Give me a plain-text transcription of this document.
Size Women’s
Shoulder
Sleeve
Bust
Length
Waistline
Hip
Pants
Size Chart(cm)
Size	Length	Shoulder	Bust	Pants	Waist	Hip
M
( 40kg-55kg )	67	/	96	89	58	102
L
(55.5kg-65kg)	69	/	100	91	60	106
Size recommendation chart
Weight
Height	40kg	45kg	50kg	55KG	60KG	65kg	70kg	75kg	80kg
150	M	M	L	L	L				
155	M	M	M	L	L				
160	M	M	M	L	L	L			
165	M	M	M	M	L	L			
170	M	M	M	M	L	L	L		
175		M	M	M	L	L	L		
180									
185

...

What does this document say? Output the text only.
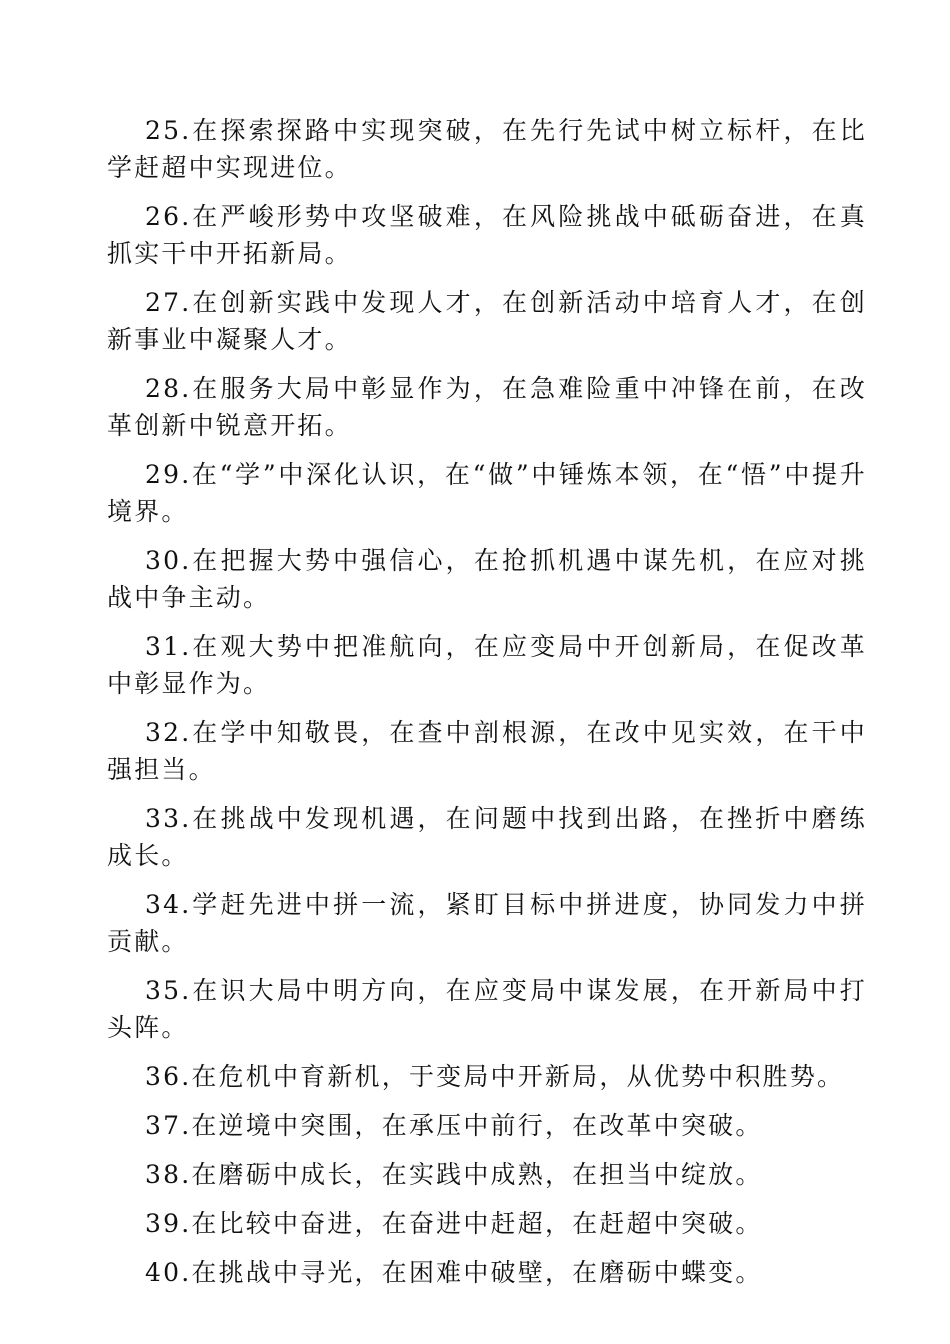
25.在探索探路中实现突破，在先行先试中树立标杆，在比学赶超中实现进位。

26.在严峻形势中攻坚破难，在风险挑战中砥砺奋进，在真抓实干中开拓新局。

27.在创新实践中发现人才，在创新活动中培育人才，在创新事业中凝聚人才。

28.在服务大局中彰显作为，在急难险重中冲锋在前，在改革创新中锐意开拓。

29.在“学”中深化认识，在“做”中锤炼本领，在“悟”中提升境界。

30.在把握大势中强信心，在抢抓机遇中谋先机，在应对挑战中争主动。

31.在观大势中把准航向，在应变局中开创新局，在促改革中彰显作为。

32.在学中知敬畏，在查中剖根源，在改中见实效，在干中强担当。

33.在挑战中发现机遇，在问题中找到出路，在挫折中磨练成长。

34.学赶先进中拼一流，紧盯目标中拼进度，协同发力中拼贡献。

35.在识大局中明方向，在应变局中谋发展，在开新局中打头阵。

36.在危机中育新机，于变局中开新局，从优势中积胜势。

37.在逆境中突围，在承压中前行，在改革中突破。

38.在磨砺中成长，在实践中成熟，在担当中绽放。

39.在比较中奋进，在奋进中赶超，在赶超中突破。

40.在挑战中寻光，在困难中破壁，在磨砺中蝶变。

§ WORK TO DO: In the material above, show every line where the word "document" turns up.

§ WRITTEN RESPONSE:
Give me a plain-text transcription of this document.
What does this document say? Output the text only.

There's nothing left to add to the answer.